Copy out each line that mentions the word "type".

-- START TASK MATERIAL --

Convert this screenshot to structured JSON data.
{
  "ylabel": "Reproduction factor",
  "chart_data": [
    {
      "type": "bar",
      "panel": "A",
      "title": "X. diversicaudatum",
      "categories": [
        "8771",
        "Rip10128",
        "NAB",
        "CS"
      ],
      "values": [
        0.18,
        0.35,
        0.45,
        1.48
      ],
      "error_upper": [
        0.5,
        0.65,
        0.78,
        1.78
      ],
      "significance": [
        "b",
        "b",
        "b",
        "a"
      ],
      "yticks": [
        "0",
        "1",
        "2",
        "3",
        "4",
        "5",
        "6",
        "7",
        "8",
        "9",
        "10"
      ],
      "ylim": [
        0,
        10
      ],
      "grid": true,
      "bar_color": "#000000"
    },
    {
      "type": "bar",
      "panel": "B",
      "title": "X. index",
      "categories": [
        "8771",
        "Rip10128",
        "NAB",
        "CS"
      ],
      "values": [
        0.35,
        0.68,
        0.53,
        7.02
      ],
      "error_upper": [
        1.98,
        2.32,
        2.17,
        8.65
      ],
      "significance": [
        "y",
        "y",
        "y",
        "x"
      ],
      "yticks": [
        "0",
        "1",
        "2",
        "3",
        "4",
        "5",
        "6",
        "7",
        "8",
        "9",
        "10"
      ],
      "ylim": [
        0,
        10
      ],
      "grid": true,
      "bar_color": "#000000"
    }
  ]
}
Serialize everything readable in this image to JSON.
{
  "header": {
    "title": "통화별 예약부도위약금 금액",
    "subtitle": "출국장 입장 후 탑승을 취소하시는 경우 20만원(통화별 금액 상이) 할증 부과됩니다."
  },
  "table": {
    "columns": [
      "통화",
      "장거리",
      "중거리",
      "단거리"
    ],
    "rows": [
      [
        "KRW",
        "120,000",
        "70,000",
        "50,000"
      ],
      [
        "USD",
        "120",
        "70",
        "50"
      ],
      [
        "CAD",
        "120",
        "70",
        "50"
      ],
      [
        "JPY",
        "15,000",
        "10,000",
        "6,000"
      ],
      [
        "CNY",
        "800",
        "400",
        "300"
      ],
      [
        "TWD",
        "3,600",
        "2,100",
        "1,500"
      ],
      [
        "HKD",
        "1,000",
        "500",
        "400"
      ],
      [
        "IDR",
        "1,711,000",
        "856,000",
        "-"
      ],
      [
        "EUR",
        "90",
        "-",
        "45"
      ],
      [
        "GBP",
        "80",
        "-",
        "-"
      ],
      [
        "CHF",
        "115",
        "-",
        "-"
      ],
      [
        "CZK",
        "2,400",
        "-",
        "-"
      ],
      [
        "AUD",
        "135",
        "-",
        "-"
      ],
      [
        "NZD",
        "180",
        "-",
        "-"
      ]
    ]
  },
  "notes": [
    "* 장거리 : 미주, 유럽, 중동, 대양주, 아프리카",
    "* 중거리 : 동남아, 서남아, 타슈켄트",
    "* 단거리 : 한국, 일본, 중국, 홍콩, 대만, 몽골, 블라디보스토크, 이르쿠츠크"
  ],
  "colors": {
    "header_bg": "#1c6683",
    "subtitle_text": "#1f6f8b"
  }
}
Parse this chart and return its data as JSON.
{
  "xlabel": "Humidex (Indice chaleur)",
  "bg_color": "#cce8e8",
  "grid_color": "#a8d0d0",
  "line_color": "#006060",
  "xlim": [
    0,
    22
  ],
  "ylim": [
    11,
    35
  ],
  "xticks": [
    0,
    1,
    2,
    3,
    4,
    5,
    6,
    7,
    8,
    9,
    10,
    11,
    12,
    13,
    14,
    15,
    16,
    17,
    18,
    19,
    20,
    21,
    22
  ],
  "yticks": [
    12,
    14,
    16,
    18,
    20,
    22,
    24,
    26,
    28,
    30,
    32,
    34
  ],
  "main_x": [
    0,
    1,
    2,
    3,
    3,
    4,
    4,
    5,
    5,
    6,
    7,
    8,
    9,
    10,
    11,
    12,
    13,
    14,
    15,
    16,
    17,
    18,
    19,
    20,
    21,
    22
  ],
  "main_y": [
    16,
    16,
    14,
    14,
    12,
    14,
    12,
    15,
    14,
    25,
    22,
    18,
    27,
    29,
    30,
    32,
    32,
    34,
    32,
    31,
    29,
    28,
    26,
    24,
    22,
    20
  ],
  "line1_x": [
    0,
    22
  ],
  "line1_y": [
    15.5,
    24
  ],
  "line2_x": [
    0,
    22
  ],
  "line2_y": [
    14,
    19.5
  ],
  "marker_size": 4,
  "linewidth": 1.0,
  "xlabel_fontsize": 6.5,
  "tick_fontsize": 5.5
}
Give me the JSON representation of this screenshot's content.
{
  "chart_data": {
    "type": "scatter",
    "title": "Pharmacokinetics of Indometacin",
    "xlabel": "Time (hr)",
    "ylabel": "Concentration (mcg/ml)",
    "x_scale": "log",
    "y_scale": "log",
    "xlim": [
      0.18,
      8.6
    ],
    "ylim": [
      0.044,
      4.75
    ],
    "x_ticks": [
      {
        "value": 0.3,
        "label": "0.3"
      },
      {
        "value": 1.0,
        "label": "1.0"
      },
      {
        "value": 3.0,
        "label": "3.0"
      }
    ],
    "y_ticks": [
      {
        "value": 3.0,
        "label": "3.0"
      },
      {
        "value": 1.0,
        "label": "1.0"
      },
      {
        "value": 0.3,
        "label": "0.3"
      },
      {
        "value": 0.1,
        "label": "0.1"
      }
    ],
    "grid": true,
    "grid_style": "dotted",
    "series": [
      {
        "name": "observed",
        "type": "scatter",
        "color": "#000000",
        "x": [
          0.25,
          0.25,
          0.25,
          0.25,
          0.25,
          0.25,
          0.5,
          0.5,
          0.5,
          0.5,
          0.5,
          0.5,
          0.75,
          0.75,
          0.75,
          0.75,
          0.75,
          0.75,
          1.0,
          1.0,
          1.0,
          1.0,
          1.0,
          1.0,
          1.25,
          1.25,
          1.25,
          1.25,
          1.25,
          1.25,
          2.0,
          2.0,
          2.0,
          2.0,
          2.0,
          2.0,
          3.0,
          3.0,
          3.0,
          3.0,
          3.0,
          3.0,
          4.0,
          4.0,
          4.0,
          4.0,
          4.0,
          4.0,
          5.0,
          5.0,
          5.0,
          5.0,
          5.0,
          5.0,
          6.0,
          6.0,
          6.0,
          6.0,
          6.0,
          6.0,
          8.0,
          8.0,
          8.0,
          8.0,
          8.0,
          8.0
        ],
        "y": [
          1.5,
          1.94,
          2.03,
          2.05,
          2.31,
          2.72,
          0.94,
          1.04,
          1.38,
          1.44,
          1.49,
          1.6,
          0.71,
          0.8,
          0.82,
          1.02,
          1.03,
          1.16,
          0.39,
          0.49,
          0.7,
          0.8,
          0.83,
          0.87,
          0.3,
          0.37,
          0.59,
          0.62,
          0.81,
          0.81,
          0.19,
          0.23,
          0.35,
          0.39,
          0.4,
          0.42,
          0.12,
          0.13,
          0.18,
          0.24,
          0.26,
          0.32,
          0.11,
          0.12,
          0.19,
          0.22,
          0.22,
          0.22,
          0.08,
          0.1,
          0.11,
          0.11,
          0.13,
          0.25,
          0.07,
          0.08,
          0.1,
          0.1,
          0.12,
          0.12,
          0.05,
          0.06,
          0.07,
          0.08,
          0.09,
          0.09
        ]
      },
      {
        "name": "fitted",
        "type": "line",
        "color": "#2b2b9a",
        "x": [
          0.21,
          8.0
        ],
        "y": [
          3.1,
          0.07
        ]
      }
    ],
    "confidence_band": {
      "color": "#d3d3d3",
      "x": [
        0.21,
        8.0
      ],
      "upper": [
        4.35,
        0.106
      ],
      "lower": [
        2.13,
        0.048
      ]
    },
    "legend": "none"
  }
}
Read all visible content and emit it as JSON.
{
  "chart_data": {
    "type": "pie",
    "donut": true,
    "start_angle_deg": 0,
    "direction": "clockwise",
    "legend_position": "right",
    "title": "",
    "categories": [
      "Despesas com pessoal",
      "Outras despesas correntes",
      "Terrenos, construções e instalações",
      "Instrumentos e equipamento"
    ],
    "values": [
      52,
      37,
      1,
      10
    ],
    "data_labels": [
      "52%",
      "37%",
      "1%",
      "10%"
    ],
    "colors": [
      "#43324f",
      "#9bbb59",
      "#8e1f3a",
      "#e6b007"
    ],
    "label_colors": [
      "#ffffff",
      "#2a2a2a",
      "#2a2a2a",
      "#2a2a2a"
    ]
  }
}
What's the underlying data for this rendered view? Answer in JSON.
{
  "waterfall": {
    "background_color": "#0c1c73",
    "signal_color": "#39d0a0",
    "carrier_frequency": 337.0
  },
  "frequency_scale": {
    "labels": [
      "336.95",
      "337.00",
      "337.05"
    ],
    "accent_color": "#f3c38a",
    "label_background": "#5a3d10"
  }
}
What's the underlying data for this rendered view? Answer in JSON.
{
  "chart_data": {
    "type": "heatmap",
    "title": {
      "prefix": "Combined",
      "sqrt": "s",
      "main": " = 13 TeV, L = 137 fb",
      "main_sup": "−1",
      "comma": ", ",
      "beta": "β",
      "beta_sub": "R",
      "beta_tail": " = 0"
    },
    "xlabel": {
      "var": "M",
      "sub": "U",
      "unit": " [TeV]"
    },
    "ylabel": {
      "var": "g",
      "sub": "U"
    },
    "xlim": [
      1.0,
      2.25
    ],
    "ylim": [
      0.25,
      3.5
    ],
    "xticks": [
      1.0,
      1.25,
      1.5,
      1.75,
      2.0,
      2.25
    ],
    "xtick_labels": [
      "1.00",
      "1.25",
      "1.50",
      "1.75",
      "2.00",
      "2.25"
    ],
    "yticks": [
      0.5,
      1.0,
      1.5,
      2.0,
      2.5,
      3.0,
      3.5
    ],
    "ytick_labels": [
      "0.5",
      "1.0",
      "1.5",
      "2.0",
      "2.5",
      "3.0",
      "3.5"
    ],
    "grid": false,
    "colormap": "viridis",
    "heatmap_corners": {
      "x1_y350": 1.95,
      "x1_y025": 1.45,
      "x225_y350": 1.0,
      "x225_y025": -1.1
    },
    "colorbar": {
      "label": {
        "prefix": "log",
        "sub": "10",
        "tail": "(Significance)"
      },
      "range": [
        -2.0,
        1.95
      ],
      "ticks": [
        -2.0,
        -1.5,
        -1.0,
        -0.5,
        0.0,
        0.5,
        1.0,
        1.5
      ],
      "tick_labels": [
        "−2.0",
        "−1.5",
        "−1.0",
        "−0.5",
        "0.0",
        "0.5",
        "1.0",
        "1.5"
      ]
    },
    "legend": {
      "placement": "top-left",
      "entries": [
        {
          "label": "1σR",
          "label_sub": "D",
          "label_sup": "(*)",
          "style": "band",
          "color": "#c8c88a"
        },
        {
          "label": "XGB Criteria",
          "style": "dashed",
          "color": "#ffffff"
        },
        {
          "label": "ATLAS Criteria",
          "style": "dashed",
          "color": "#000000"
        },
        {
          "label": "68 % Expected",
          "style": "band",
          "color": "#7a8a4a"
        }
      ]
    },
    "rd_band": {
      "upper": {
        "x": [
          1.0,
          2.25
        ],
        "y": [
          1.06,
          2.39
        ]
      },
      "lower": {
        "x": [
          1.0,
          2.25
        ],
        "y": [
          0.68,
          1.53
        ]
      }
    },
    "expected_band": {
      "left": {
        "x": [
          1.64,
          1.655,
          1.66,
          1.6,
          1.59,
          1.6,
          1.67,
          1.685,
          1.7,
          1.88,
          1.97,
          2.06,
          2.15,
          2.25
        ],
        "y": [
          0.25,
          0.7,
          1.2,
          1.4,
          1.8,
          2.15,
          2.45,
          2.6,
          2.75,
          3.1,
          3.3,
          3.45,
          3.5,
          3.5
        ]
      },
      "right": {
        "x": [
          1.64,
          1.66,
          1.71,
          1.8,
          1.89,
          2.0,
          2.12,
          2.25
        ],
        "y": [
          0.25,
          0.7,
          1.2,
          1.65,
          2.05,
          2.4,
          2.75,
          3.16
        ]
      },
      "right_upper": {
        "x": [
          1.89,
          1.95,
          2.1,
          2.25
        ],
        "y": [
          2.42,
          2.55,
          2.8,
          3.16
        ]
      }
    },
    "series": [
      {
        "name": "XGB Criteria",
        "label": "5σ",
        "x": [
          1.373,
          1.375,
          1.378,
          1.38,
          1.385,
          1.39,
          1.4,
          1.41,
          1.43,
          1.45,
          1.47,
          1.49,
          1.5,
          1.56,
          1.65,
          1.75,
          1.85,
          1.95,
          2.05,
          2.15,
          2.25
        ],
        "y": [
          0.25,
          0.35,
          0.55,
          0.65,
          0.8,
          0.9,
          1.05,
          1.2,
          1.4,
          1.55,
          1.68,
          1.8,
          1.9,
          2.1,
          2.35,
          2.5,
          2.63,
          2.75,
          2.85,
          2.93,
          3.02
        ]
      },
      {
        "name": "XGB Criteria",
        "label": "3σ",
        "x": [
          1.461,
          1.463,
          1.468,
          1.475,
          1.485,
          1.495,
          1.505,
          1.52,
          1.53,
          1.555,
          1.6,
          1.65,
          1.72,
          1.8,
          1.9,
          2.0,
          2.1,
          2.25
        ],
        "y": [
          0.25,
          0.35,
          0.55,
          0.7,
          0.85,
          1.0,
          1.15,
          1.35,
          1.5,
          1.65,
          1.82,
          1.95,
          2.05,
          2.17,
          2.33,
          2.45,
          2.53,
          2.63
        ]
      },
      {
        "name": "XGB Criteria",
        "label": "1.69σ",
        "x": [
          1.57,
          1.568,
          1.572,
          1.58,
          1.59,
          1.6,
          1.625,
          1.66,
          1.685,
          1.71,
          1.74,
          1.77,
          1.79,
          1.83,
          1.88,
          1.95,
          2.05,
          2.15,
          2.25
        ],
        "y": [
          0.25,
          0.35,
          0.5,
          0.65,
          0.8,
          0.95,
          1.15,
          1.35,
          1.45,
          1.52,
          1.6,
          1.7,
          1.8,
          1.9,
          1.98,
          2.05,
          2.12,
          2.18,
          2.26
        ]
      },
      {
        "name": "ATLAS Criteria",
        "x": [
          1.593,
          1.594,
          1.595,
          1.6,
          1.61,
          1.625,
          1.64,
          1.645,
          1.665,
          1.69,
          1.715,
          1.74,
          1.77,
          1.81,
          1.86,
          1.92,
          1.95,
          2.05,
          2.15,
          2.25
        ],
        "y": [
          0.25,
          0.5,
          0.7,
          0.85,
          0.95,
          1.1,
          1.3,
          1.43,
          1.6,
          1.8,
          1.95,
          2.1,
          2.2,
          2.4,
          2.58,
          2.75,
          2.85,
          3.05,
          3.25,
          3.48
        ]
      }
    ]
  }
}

-- END TASK MATERIAL --

RESULT OF THIS TASK
      "type": "bar",
      "type": "bar",
    "type": "scatter",
        "type": "scatter",
        "type": "line",
    "type": "pie",
    "type": "heatmap",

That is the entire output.